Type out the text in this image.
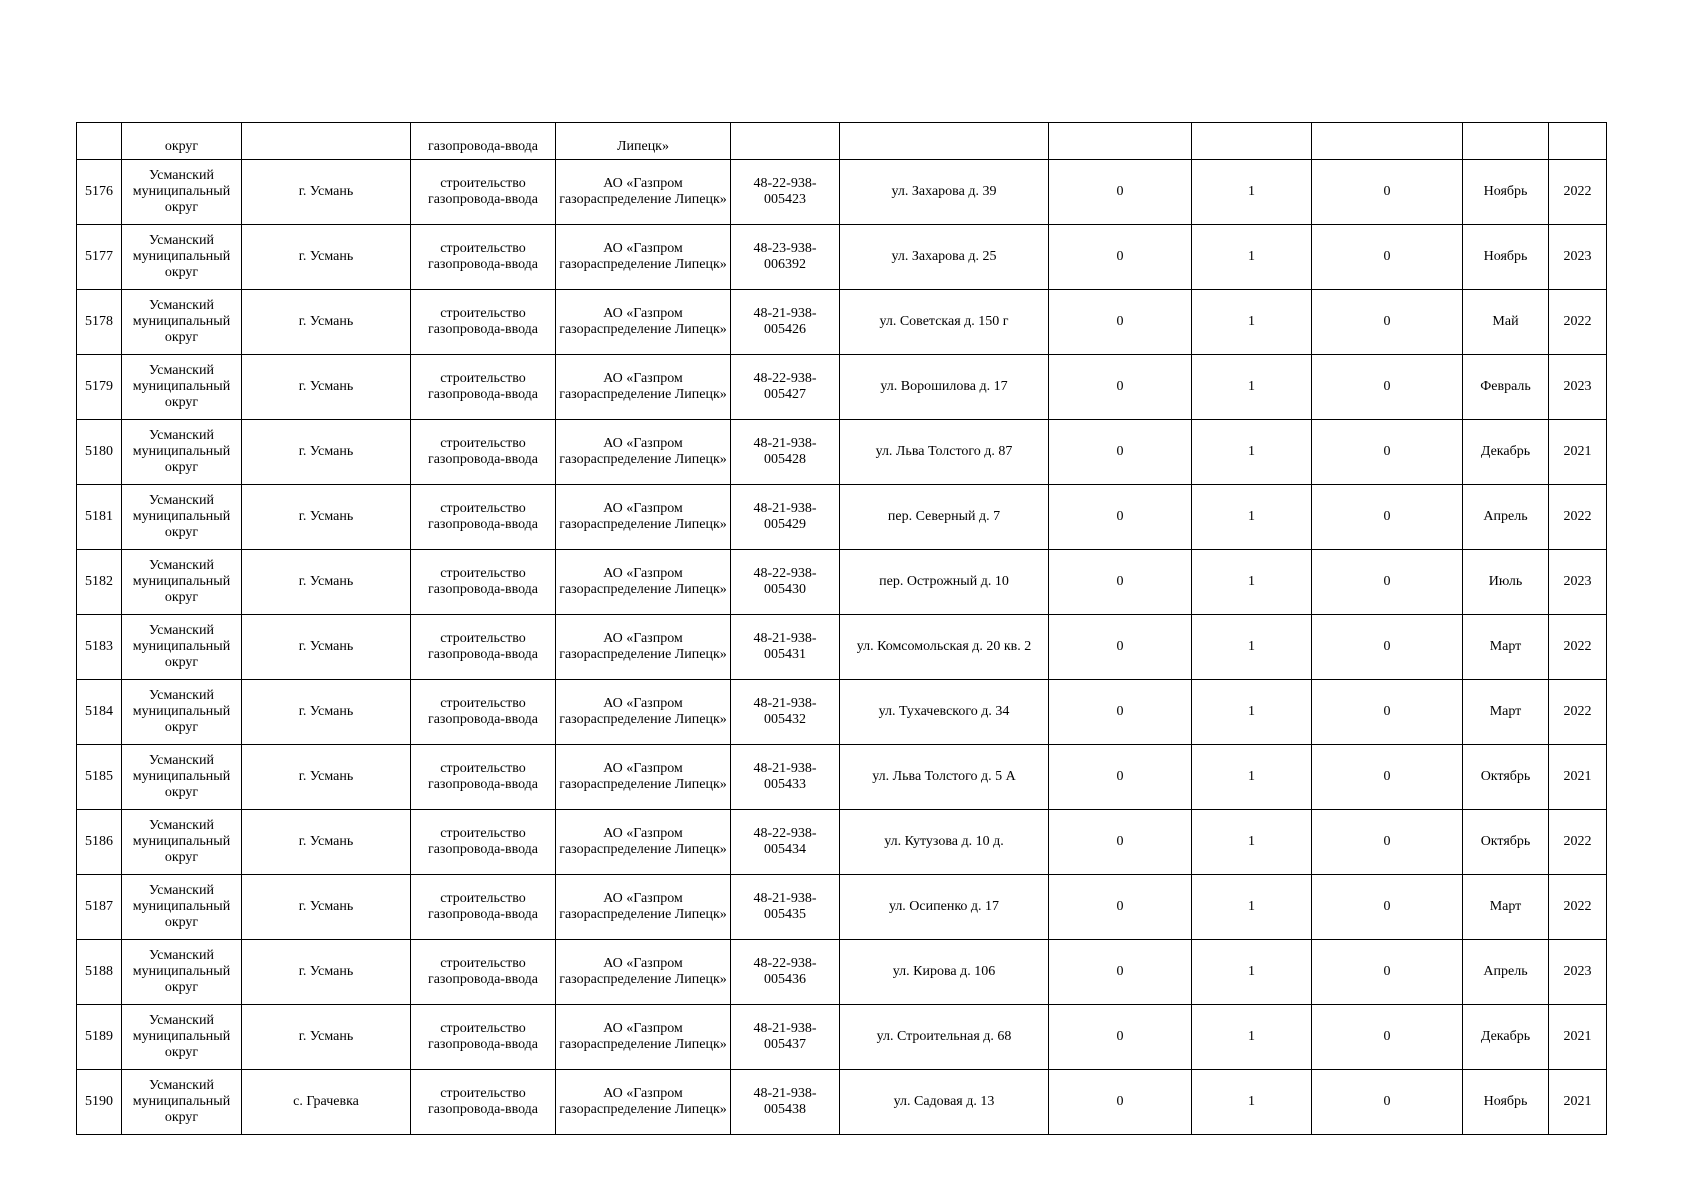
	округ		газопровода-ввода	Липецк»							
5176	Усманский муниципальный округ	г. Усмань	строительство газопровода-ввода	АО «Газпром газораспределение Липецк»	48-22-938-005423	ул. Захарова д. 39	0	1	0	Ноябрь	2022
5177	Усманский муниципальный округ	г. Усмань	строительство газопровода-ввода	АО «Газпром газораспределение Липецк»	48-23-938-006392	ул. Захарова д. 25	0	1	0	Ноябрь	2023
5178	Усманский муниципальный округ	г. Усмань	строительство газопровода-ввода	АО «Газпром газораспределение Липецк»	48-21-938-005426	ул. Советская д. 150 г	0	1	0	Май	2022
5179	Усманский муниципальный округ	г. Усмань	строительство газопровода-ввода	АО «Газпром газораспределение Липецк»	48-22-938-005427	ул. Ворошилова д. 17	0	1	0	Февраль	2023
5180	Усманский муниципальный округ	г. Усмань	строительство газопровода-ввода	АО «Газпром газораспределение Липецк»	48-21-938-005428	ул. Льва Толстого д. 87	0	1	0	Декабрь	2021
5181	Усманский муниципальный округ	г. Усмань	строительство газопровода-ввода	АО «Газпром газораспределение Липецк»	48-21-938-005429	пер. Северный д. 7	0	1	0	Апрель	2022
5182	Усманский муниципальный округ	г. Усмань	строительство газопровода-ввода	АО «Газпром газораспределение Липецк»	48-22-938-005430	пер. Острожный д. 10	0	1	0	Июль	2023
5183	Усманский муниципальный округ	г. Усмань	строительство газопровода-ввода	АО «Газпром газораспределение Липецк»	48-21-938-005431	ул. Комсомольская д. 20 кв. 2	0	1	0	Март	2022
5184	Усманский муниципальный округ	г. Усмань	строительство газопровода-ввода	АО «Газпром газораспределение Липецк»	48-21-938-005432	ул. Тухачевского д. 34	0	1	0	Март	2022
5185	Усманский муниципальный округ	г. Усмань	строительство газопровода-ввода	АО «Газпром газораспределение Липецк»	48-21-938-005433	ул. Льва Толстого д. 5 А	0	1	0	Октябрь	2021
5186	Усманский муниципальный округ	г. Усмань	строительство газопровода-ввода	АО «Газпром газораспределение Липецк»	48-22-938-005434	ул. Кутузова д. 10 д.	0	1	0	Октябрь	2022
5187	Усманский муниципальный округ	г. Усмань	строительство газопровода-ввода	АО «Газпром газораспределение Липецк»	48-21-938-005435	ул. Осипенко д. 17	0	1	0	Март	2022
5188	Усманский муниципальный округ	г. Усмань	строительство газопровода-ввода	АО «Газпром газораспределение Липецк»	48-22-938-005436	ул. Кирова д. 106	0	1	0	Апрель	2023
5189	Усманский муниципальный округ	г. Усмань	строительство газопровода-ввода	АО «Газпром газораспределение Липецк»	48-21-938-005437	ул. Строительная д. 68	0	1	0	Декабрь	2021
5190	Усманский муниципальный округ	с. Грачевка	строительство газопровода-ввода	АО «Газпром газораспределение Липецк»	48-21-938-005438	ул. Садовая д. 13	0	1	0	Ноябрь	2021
● ● ●
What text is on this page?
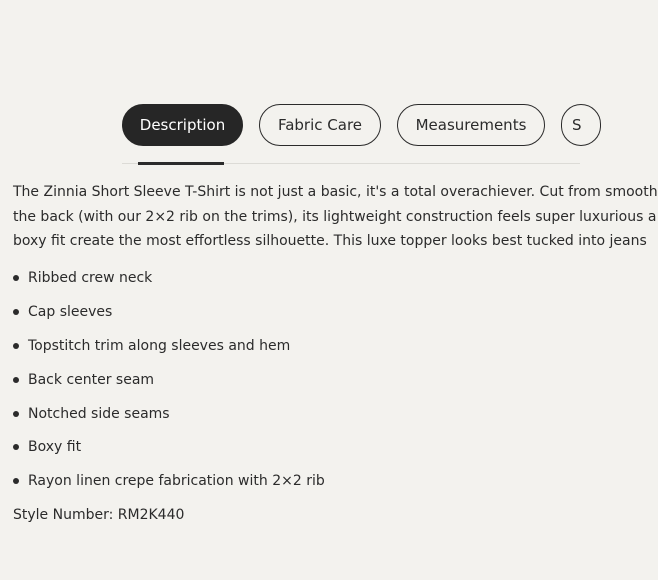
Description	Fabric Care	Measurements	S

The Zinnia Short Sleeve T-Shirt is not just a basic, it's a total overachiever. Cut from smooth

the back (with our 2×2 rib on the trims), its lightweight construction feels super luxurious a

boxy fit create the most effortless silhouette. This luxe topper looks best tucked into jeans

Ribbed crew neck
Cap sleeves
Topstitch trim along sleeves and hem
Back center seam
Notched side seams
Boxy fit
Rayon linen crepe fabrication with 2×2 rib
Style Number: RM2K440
● ● ●
» **Written instruction**
Take every line above carrying "Ноябрь" and return it.

» **Finished answer**
5176	Усманский муниципальный округ	г. Усмань	строительство газопровода-ввода	АО «Газпром газораспределение Липецк»	48-22-938-005423	ул. Захарова д. 39	0	1	0	Ноябрь	2022
5177	Усманский муниципальный округ	г. Усмань	строительство газопровода-ввода	АО «Газпром газораспределение Липецк»	48-23-938-006392	ул. Захарова д. 25	0	1	0	Ноябрь	2023
5190	Усманский муниципальный округ	с. Грачевка	строительство газопровода-ввода	АО «Газпром газораспределение Липецк»	48-21-938-005438	ул. Садовая д. 13	0	1	0	Ноябрь	2021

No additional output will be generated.